• [What is expected] Reproduce, character for character, the rows from the one containing "y-tick-label: 30: [65, 559, 79, 574]" through the one containing "bar: 89%: [149, 293, 253, 708]", including both of those rows.

• [Supplied records]
++++++++++++++++++++

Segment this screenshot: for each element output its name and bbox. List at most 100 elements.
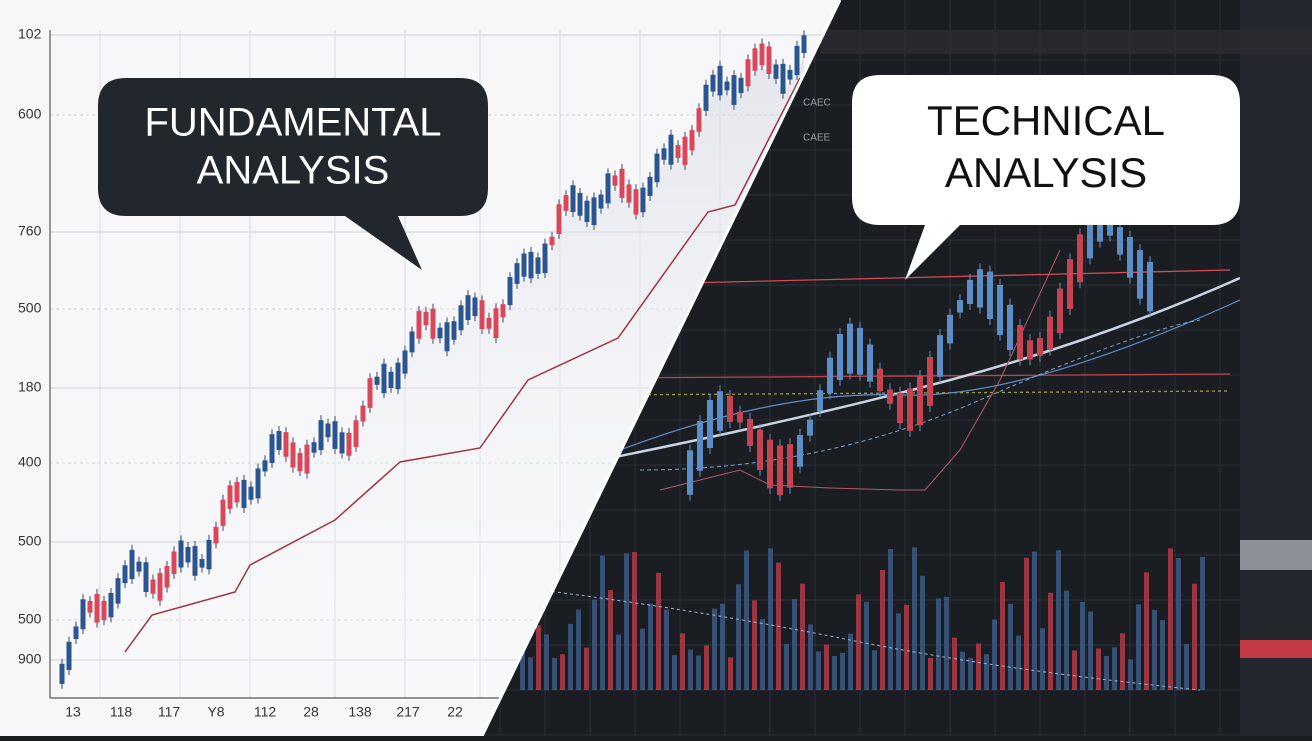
candle <box>1087 219 1093 259</box>
volume-bar <box>1024 557 1029 690</box>
candle <box>957 300 963 313</box>
candle <box>997 284 1003 335</box>
candle <box>766 46 772 74</box>
tag: CAEE <box>803 133 831 144</box>
candle <box>472 297 478 317</box>
volume-bar <box>1136 604 1141 690</box>
left-bubble: FUNDAMENTAL ANALYSIS <box>98 78 488 270</box>
volume-bar <box>1048 592 1053 690</box>
y-label: 400 <box>18 454 42 470</box>
candle <box>290 442 296 468</box>
candle <box>192 546 198 576</box>
candle <box>262 460 268 472</box>
candle <box>143 562 149 593</box>
candle <box>563 195 569 211</box>
candle <box>707 400 713 449</box>
candle <box>297 452 303 472</box>
level-line <box>599 373 1231 379</box>
ma-line <box>639 319 1201 471</box>
volume-bar <box>696 655 701 690</box>
candle <box>164 565 170 588</box>
volume-bar <box>848 633 853 690</box>
bubble-text: ANALYSIS <box>945 149 1147 196</box>
volume-bar <box>560 654 565 690</box>
side-panel <box>1240 0 1312 736</box>
level-line <box>599 269 1231 286</box>
candle <box>255 468 261 499</box>
candle <box>927 357 933 406</box>
volume-bar <box>920 575 925 690</box>
candle <box>737 411 743 423</box>
volume-bar <box>528 657 533 690</box>
x-label: 112 <box>254 704 277 720</box>
candle <box>977 269 983 308</box>
candle <box>897 392 903 423</box>
candle <box>87 600 93 613</box>
candle <box>402 350 408 374</box>
volume-bar <box>552 657 557 690</box>
volume-bar <box>824 644 829 690</box>
volume-bar <box>1080 601 1085 690</box>
volume-line <box>539 589 1201 691</box>
candle <box>493 308 499 339</box>
candle <box>807 419 813 436</box>
volume-bar <box>624 553 629 690</box>
volume-bar <box>576 609 581 690</box>
candle <box>847 323 853 374</box>
candle <box>682 136 688 165</box>
side-marker-red <box>1240 640 1312 658</box>
volume-bar <box>568 623 573 690</box>
candle <box>837 333 843 381</box>
candle <box>1147 261 1153 312</box>
candle <box>947 314 953 344</box>
right-bubble: TECHNICAL ANALYSIS <box>852 75 1240 280</box>
candle <box>647 176 653 196</box>
candle <box>283 432 289 457</box>
y-label: 900 <box>18 651 42 667</box>
volume-bar <box>792 598 797 690</box>
candle <box>917 375 923 426</box>
y-label: 760 <box>18 223 42 239</box>
candle <box>59 663 65 684</box>
y-label: 500 <box>18 300 42 316</box>
bubble-text: FUNDAMENTAL <box>144 101 441 145</box>
candle <box>877 368 883 392</box>
candle <box>311 442 317 453</box>
volume-bar <box>928 657 933 690</box>
candle <box>619 168 625 198</box>
bubble-text: ANALYSIS <box>197 149 390 193</box>
candle <box>479 300 485 330</box>
volume-bar <box>1128 659 1133 690</box>
candle <box>115 578 121 604</box>
candle <box>731 75 737 105</box>
candle <box>318 420 324 451</box>
volume-bar <box>1000 582 1005 690</box>
header-bar <box>820 30 1312 54</box>
candle <box>626 184 632 203</box>
axis-labels: 102 600 760 500 180 400 500 500 900 13 118 117 Y8 112… <box>18 26 463 720</box>
x-label: 13 <box>65 704 81 720</box>
volume-bar <box>968 657 973 690</box>
candle <box>73 626 79 639</box>
volume-bar <box>1096 648 1101 690</box>
volume-bar <box>664 609 669 690</box>
volume-bar <box>936 598 941 690</box>
candle <box>654 153 660 183</box>
volume-bar <box>864 601 869 690</box>
candle <box>1117 227 1123 255</box>
volume-bar <box>872 650 877 690</box>
candle <box>867 344 873 382</box>
candle <box>367 378 373 408</box>
candle <box>521 253 527 277</box>
candle <box>857 327 863 375</box>
candle <box>675 145 681 158</box>
candle <box>437 327 443 339</box>
candle <box>150 579 156 594</box>
candle <box>937 335 943 377</box>
volume-bar <box>880 569 885 690</box>
y-label: 180 <box>18 379 42 395</box>
volume-bar <box>1144 572 1149 690</box>
candle <box>1007 304 1013 351</box>
candle <box>987 271 993 320</box>
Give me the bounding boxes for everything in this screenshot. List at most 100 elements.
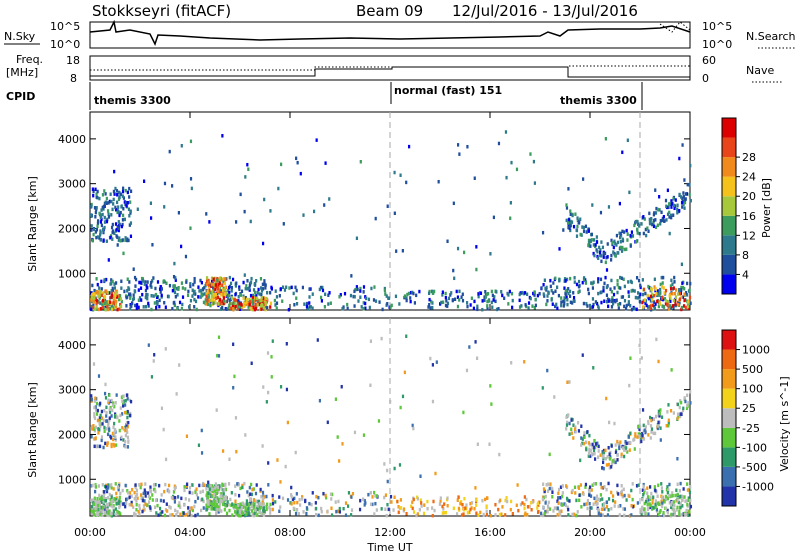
scatter-echo [217,335,221,339]
scatter-echo [428,302,431,307]
scatter-echo [129,399,133,404]
scatter-echo [657,304,660,309]
scatter-echo [460,295,463,299]
scatter-echo [660,482,663,486]
scatter-echo [601,513,604,517]
scatter-echo [455,289,458,294]
scatter-echo [645,497,648,502]
colorbar-tick-label: 20 [742,190,756,203]
scatter-echo [610,462,614,467]
scatter-echo [590,305,593,310]
scatter-echo [113,286,117,290]
scatter-echo [659,426,662,430]
scatter-echo [146,491,150,495]
scatter-echo [90,498,93,503]
scatter-echo [439,499,442,504]
scatter-echo [241,511,245,516]
scatter-echo [570,431,573,436]
scatter-echo [215,296,218,301]
scatter-echo [599,453,602,457]
scatter-echo [355,236,359,241]
scatter-echo [113,444,116,448]
scatter-echo [619,233,623,238]
scatter-echo [156,300,159,305]
scatter-echo [218,504,221,509]
scatter-echo [165,502,168,506]
colorbar-swatch [722,369,736,389]
scatter-echo [420,501,423,505]
scatter-echo [311,306,314,310]
scatter-echo [118,307,121,311]
colorbar-swatch [722,254,736,275]
scatter-echo [109,296,112,300]
scatter-echo [251,502,254,507]
scatter-echo [649,424,653,428]
scatter-echo [607,462,610,467]
scatter-echo [666,302,669,307]
scatter-echo [262,513,266,517]
scatter-echo [621,245,624,250]
scatter-echo [244,175,247,179]
scatter-echo [127,238,130,243]
scatter-echo [112,197,115,202]
scatter-echo [231,502,234,506]
scatter-echo [215,491,218,496]
scatter-echo [398,302,401,306]
scatter-echo [430,289,434,294]
scatter-echo [586,304,589,308]
scatter-echo [191,483,194,487]
scatter-echo [412,291,415,296]
scatter-echo [569,300,572,305]
scatter-echo [597,455,600,459]
scatter-echo [115,289,118,294]
scatter-echo [302,213,305,217]
scatter-echo [216,286,219,291]
scatter-echo [107,421,110,426]
scatter-echo [642,287,646,292]
scatter-echo [218,484,221,488]
scatter-echo [122,427,126,431]
scatter-echo [134,289,137,294]
scatter-echo [532,159,536,164]
scatter-echo [584,485,587,489]
scatter-echo [151,498,154,502]
scatter-echo [661,504,664,509]
scatter-echo [111,288,114,293]
scatter-echo [600,290,603,294]
scatter-echo [254,306,257,311]
scatter-echo [477,292,480,296]
scatter-echo [132,293,135,297]
scatter-echo [498,512,501,517]
scatter-echo [265,299,268,304]
scatter-echo [104,497,107,501]
scatter-echo [670,278,673,283]
scatter-echo [622,487,625,492]
scatter-echo [251,513,254,517]
scatter-echo [195,492,199,497]
scatter-echo [602,466,605,471]
scatter-echo [386,302,389,306]
colorbar-tick-label: 4 [742,268,749,281]
scatter-echo [147,343,150,347]
colorbar-tick-label: 500 [742,363,763,376]
scatter-echo [224,299,227,304]
scatter-echo [446,239,449,244]
scatter-echo [194,299,198,304]
colorbar-tick-label: 24 [742,171,756,184]
scatter-echo [121,412,124,416]
scatter-echo [643,490,646,495]
scatter-echo [673,206,676,211]
scatter-echo [500,512,503,516]
scatter-echo [635,276,639,280]
scatter-echo [668,202,671,207]
scatter-echo [139,485,142,490]
scatter-echo [606,455,609,459]
scatter-echo [386,479,389,484]
scatter-echo [161,510,164,514]
scatter-echo [492,298,495,302]
scatter-echo [627,435,630,439]
scatter-echo [95,192,98,196]
scatter-echo [118,236,121,240]
scatter-echo [617,504,620,509]
scatter-echo [681,295,685,299]
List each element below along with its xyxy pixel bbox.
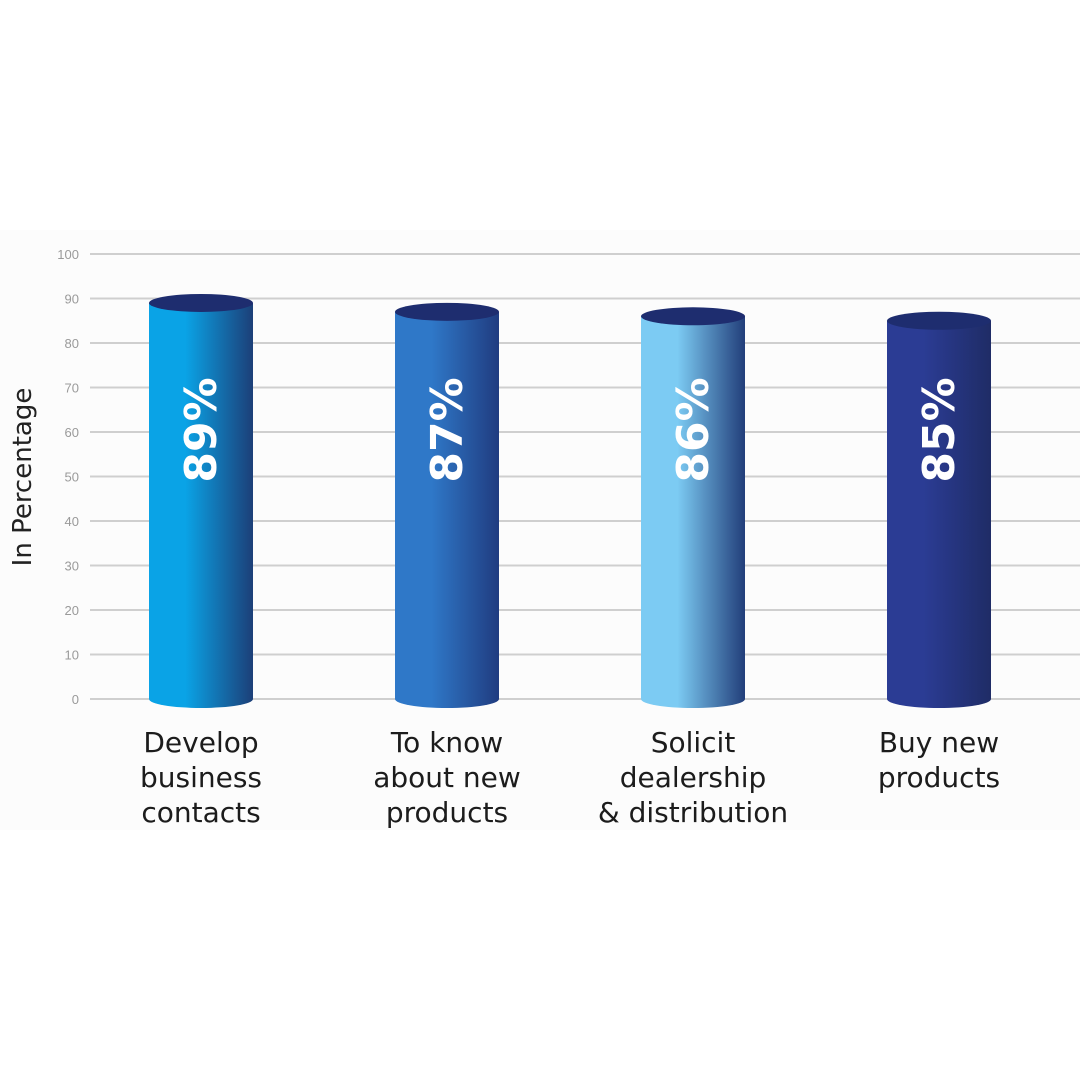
y-tick-label: 30: [65, 559, 79, 574]
y-tick-label: 0: [72, 692, 79, 707]
y-tick-label: 100: [57, 247, 79, 262]
bar: 87%: [395, 302, 499, 708]
x-category-label: Solicit dealership & distribution: [598, 726, 788, 829]
bars: 89% 87% 86% 85%: [149, 293, 991, 708]
bar-top: [395, 302, 499, 321]
bar-top: [641, 307, 745, 326]
bar: 89%: [149, 293, 253, 708]
y-axis-title: In Percentage: [8, 388, 38, 567]
y-tick-label: 70: [65, 381, 79, 396]
bar-body: [887, 320, 991, 708]
x-category-label: Develop business contacts: [140, 726, 262, 829]
bar-body: [395, 311, 499, 708]
bar-top: [149, 293, 253, 312]
y-tick-label: 50: [65, 470, 79, 485]
grid: [90, 253, 1080, 700]
y-tick-label: 10: [65, 648, 79, 663]
bar-value-label: 85%: [914, 377, 965, 482]
y-tick-label: 40: [65, 514, 79, 529]
bar-value-label: 86%: [668, 377, 719, 482]
bar-top: [887, 311, 991, 330]
y-axis-ticks: 0 10 20 30 40 50 60 70 80 90 100: [57, 247, 79, 707]
x-category-label: Buy new products: [878, 726, 1000, 794]
y-tick-label: 20: [65, 603, 79, 618]
bar-body: [149, 302, 253, 708]
y-tick-label: 90: [65, 292, 79, 307]
bar: 85%: [887, 311, 991, 708]
bar-value-label: 89%: [176, 377, 227, 482]
y-tick-label: 80: [65, 336, 79, 351]
bar: 86%: [641, 307, 745, 708]
y-tick-label: 60: [65, 425, 79, 440]
bar-value-label: 87%: [422, 377, 473, 482]
x-category-label: To know about new products: [373, 726, 521, 829]
x-axis-labels: Develop business contacts To know about new p…: [140, 726, 1000, 829]
bar-body: [641, 316, 745, 708]
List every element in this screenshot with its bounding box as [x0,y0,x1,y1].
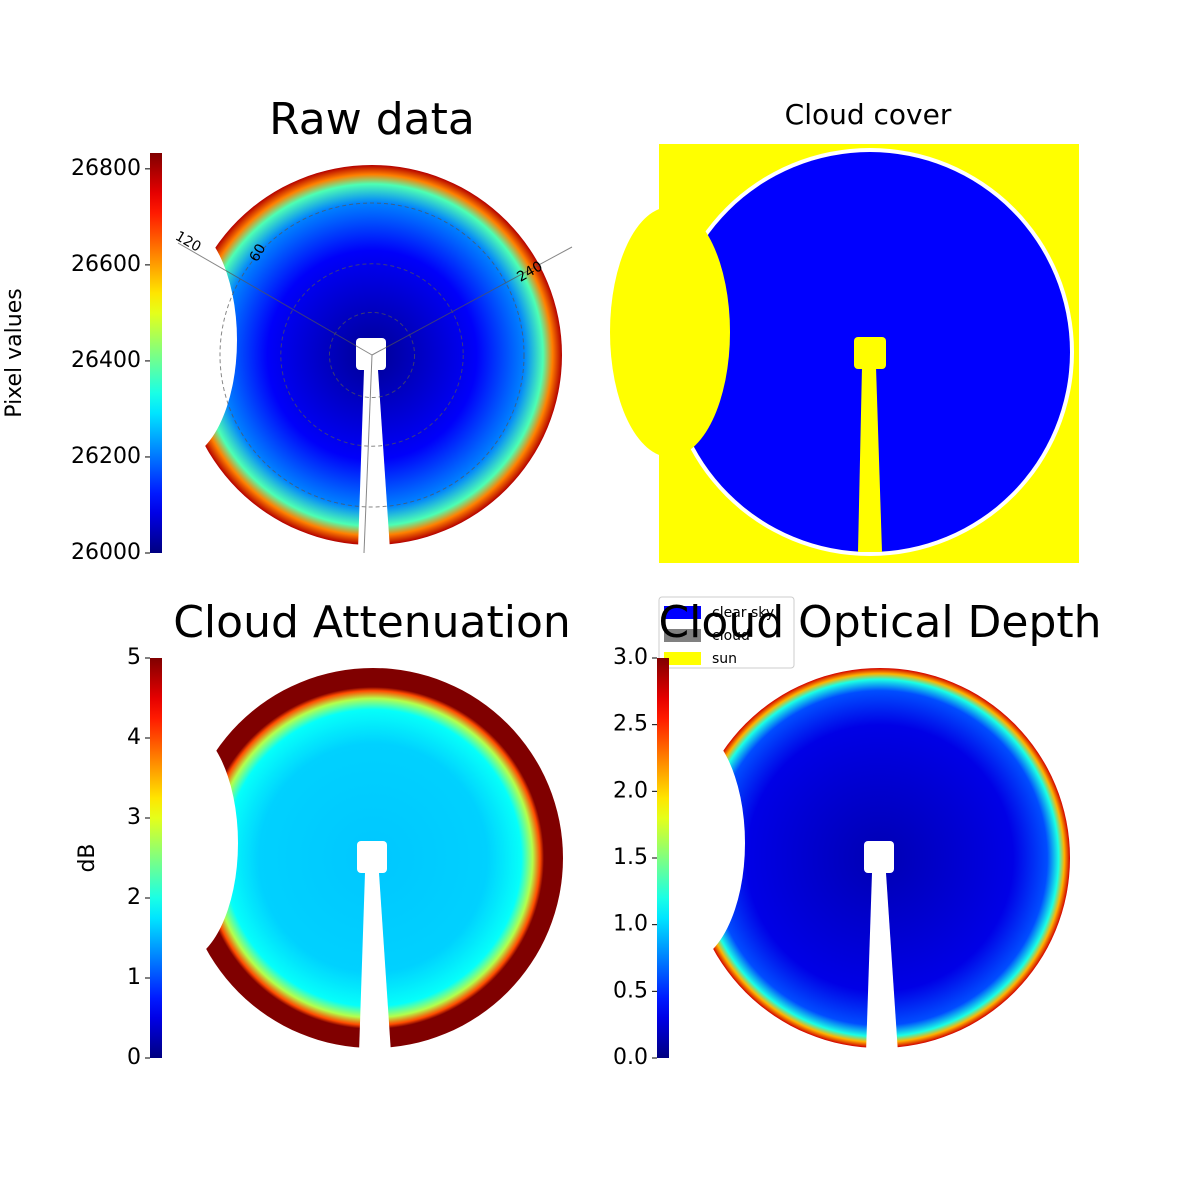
colorbar-tick-label: 3.0 [613,645,648,670]
colorbar-label: dB [75,843,100,872]
obstruction [625,723,745,963]
colorbar-label: Pixel values [2,288,27,417]
colorbar-tick-label: 1.0 [613,912,648,937]
colorbar-tick-label: 2.5 [613,712,648,737]
colorbar-tick-label: 1 [127,965,141,990]
polar-ray [177,242,373,356]
sun-post [858,367,882,552]
polar-circle [280,263,464,447]
colorbar-tick-label: 0 [127,1045,141,1070]
legend-label: cloud [712,628,750,644]
sky-image [625,668,1070,1053]
camera-post [866,873,898,1053]
legend-swatch [664,652,701,665]
panel-title: Cloud cover [785,98,952,131]
colorbar-tick-label: 26600 [71,252,141,277]
colorbar [150,153,162,553]
colorbar-tick-label: 26200 [71,444,141,469]
panel-title: Cloud Optical Depth [658,597,1101,648]
legend-label: clear sky [712,605,774,621]
sky-image [118,668,563,1053]
polar-ray [371,246,573,356]
colorbar-tick-label: 0.5 [613,978,648,1003]
polar-label: 60 [247,241,270,264]
colorbar-tick-label: 26000 [71,540,141,565]
colorbar-tick-label: 26400 [71,348,141,373]
colorbar-tick-label: 1.5 [613,845,648,870]
colorbar-tick-label: 4 [127,725,141,750]
camera-mount [357,841,387,873]
colorbar-tick-label: 3 [127,805,141,830]
colorbar-tick-label: 2 [127,885,141,910]
sun-mount [854,337,886,369]
polar-grid [177,202,573,554]
colorbar-tick-label: 5 [127,645,141,670]
colorbar-tick-label: 0.0 [613,1045,648,1070]
camera-mount [864,841,894,873]
legend-swatch [664,629,701,642]
obstruction [118,723,238,963]
colorbar-tick-label: 26800 [71,156,141,181]
obstruction [117,220,237,460]
colorbar [150,658,162,1058]
polar-circle [219,202,525,508]
panel-title: Raw data [269,94,475,145]
colorbar-tick-label: 2.0 [613,778,648,803]
camera-post [359,873,391,1053]
sun-notch [610,207,730,457]
polar-circle [328,311,416,399]
polar-ray [363,354,373,554]
legend-label: sun [712,651,737,667]
class-image [610,152,1070,552]
panel-title: Cloud Attenuation [173,597,571,648]
colorbar [657,658,669,1058]
legend-swatch [664,606,701,619]
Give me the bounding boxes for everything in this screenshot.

++++++++++++++++++++

• [Solution for this task]
y-tick-label: 30: [65, 559, 79, 574]
y-tick-label: 0: [72, 692, 79, 707]
y-tick-label: 100: [57, 247, 79, 262]
bar: 87%: [395, 302, 499, 708]
x-category-label: Solicit dealership & distribution: [598, 726, 788, 829]
bars: 89% 87% 86% 85%: [149, 293, 991, 708]
bar-top: [395, 302, 499, 321]
bar-top: [641, 307, 745, 326]
bar: 89%: [149, 293, 253, 708]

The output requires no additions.